• What you are asked to do: Repeat all entries exactly.
BEGIN Provided records
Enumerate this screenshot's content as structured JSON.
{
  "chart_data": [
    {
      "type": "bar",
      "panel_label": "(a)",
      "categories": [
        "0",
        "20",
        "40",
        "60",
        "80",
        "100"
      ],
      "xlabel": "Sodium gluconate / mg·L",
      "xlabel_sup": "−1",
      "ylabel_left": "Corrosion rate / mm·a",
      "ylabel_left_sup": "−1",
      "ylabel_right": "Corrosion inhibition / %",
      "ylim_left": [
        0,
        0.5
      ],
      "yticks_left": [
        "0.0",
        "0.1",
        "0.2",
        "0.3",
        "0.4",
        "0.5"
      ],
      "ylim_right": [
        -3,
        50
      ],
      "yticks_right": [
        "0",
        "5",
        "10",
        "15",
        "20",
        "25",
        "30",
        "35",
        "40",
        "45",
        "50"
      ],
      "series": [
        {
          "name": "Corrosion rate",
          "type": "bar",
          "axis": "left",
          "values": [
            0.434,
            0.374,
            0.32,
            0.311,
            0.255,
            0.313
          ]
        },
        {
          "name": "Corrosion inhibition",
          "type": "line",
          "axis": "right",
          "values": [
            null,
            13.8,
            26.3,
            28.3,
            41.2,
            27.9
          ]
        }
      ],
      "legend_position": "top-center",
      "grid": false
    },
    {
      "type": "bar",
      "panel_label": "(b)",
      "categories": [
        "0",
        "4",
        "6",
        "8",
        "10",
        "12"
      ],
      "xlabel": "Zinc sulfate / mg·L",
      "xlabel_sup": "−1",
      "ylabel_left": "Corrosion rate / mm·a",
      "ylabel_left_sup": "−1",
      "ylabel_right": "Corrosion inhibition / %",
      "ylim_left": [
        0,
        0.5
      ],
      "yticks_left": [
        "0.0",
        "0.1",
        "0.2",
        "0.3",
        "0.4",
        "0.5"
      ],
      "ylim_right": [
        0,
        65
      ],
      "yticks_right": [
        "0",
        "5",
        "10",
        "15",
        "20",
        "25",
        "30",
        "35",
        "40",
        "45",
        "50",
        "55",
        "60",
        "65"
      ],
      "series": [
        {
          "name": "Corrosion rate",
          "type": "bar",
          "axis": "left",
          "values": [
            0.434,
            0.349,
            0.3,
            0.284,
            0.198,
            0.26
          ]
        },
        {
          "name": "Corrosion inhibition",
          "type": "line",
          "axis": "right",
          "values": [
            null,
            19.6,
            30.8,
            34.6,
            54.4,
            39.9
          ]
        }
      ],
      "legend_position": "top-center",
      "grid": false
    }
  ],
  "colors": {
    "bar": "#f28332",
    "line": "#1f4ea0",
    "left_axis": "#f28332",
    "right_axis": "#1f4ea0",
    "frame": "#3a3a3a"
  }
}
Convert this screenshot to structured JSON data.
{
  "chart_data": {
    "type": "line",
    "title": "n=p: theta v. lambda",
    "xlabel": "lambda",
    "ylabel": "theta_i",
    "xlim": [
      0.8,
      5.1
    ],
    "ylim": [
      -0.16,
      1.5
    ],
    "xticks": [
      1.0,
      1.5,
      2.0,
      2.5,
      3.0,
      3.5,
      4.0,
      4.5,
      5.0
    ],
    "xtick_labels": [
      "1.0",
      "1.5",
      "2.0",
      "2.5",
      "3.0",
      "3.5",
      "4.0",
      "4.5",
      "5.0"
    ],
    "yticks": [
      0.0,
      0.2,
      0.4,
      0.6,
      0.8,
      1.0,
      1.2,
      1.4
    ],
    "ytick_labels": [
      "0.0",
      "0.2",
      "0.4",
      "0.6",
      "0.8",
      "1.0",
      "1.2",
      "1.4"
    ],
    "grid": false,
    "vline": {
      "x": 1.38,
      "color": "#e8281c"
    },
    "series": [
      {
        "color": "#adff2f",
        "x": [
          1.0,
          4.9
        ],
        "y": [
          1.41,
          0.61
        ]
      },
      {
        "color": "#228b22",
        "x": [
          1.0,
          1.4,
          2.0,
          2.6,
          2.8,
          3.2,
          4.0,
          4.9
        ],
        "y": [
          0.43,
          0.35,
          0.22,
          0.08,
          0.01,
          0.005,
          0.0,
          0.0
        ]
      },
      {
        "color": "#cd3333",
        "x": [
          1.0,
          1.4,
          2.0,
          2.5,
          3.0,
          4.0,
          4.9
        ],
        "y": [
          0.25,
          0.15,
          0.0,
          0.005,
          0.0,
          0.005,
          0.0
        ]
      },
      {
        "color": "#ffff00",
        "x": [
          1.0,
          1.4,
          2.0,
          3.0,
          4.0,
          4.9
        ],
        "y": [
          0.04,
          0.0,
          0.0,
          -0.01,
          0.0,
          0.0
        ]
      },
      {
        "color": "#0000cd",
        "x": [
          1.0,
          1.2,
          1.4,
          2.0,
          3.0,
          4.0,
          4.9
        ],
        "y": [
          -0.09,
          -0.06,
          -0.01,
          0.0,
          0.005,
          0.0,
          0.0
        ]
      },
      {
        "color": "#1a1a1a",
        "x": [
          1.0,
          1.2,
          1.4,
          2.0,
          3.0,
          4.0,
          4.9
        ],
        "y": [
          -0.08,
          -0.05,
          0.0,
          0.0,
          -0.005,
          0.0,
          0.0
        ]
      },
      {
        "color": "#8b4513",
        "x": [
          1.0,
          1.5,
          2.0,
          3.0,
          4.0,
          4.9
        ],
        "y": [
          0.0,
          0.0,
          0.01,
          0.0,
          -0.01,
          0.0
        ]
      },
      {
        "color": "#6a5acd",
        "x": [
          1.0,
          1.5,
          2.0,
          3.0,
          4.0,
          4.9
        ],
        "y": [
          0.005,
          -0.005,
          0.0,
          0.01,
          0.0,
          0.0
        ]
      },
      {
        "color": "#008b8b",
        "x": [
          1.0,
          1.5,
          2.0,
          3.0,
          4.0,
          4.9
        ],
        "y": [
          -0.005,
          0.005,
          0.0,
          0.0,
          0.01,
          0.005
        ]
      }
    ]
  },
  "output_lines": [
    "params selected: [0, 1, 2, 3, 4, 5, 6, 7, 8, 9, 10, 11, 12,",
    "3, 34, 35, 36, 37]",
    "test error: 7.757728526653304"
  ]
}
END Provided records
• Task output:
Enumerate this screenshot's content as structured JSON.
{
  "chart_data": [
    {
      "type": "bar",
      "panel_label": "(a)",
      "categories": [
        "0",
        "20",
        "40",
        "60",
        "80",
        "100"
      ],
      "xlabel": "Sodium gluconate / mg·L",
      "xlabel_sup": "−1",
      "ylabel_left": "Corrosion rate / mm·a",
      "ylabel_left_sup": "−1",
      "ylabel_right": "Corrosion inhibition / %",
      "ylim_left": [
        0,
        0.5
      ],
      "yticks_left": [
        "0.0",
        "0.1",
        "0.2",
        "0.3",
        "0.4",
        "0.5"
      ],
      "ylim_right": [
        -3,
        50
      ],
      "yticks_right": [
        "0",
        "5",
        "10",
        "15",
        "20",
        "25",
        "30",
        "35",
        "40",
        "45",
        "50"
      ],
      "series": [
        {
          "name": "Corrosion rate",
          "type": "bar",
          "axis": "left",
          "values": [
            0.434,
            0.374,
            0.32,
            0.311,
            0.255,
            0.313
          ]
        },
        {
          "name": "Corrosion inhibition",
          "type": "line",
          "axis": "right",
          "values": [
            null,
            13.8,
            26.3,
            28.3,
            41.2,
            27.9
          ]
        }
      ],
      "legend_position": "top-center",
      "grid": false
    },
    {
      "type": "bar",
      "panel_label": "(b)",
      "categories": [
        "0",
        "4",
        "6",
        "8",
        "10",
        "12"
      ],
      "xlabel": "Zinc sulfate / mg·L",
      "xlabel_sup": "−1",
      "ylabel_left": "Corrosion rate / mm·a",
      "ylabel_left_sup": "−1",
      "ylabel_right": "Corrosion inhibition / %",
      "ylim_left": [
        0,
        0.5
      ],
      "yticks_left": [
        "0.0",
        "0.1",
        "0.2",
        "0.3",
        "0.4",
        "0.5"
      ],
      "ylim_right": [
        0,
        65
      ],
      "yticks_right": [
        "0",
        "5",
        "10",
        "15",
        "20",
        "25",
        "30",
        "35",
        "40",
        "45",
        "50",
        "55",
        "60",
        "65"
      ],
      "series": [
        {
          "name": "Corrosion rate",
          "type": "bar",
          "axis": "left",
          "values": [
            0.434,
            0.349,
            0.3,
            0.284,
            0.198,
            0.26
          ]
        },
        {
          "name": "Corrosion inhibition",
          "type": "line",
          "axis": "right",
          "values": [
            null,
            19.6,
            30.8,
            34.6,
            54.4,
            39.9
          ]
        }
      ],
      "legend_position": "top-center",
      "grid": false
    }
  ],
  "colors": {
    "bar": "#f28332",
    "line": "#1f4ea0",
    "left_axis": "#f28332",
    "right_axis": "#1f4ea0",
    "frame": "#3a3a3a"
  }
}
Convert this screenshot to structured JSON data.
{
  "chart_data": {
    "type": "line",
    "title": "n=p: theta v. lambda",
    "xlabel": "lambda",
    "ylabel": "theta_i",
    "xlim": [
      0.8,
      5.1
    ],
    "ylim": [
      -0.16,
      1.5
    ],
    "xticks": [
      1.0,
      1.5,
      2.0,
      2.5,
      3.0,
      3.5,
      4.0,
      4.5,
      5.0
    ],
    "xtick_labels": [
      "1.0",
      "1.5",
      "2.0",
      "2.5",
      "3.0",
      "3.5",
      "4.0",
      "4.5",
      "5.0"
    ],
    "yticks": [
      0.0,
      0.2,
      0.4,
      0.6,
      0.8,
      1.0,
      1.2,
      1.4
    ],
    "ytick_labels": [
      "0.0",
      "0.2",
      "0.4",
      "0.6",
      "0.8",
      "1.0",
      "1.2",
      "1.4"
    ],
    "grid": false,
    "vline": {
      "x": 1.38,
      "color": "#e8281c"
    },
    "series": [
      {
        "color": "#adff2f",
        "x": [
          1.0,
          4.9
        ],
        "y": [
          1.41,
          0.61
        ]
      },
      {
        "color": "#228b22",
        "x": [
          1.0,
          1.4,
          2.0,
          2.6,
          2.8,
          3.2,
          4.0,
          4.9
        ],
        "y": [
          0.43,
          0.35,
          0.22,
          0.08,
          0.01,
          0.005,
          0.0,
          0.0
        ]
      },
      {
        "color": "#cd3333",
        "x": [
          1.0,
          1.4,
          2.0,
          2.5,
          3.0,
          4.0,
          4.9
        ],
        "y": [
          0.25,
          0.15,
          0.0,
          0.005,
          0.0,
          0.005,
          0.0
        ]
      },
      {
        "color": "#ffff00",
        "x": [
          1.0,
          1.4,
          2.0,
          3.0,
          4.0,
          4.9
        ],
        "y": [
          0.04,
          0.0,
          0.0,
          -0.01,
          0.0,
          0.0
        ]
      },
      {
        "color": "#0000cd",
        "x": [
          1.0,
          1.2,
          1.4,
          2.0,
          3.0,
          4.0,
          4.9
        ],
        "y": [
          -0.09,
          -0.06,
          -0.01,
          0.0,
          0.005,
          0.0,
          0.0
        ]
      },
      {
        "color": "#1a1a1a",
        "x": [
          1.0,
          1.2,
          1.4,
          2.0,
          3.0,
          4.0,
          4.9
        ],
        "y": [
          -0.08,
          -0.05,
          0.0,
          0.0,
          -0.005,
          0.0,
          0.0
        ]
      },
      {
        "color": "#8b4513",
        "x": [
          1.0,
          1.5,
          2.0,
          3.0,
          4.0,
          4.9
        ],
        "y": [
          0.0,
          0.0,
          0.01,
          0.0,
          -0.01,
          0.0
        ]
      },
      {
        "color": "#6a5acd",
        "x": [
          1.0,
          1.5,
          2.0,
          3.0,
          4.0,
          4.9
        ],
        "y": [
          0.005,
          -0.005,
          0.0,
          0.01,
          0.0,
          0.0
        ]
      },
      {
        "color": "#008b8b",
        "x": [
          1.0,
          1.5,
          2.0,
          3.0,
          4.0,
          4.9
        ],
        "y": [
          -0.005,
          0.005,
          0.0,
          0.0,
          0.01,
          0.005
        ]
      }
    ]
  },
  "output_lines": [
    "params selected: [0, 1, 2, 3, 4, 5, 6, 7, 8, 9, 10, 11, 12,",
    "3, 34, 35, 36, 37]",
    "test error: 7.757728526653304"
  ]
}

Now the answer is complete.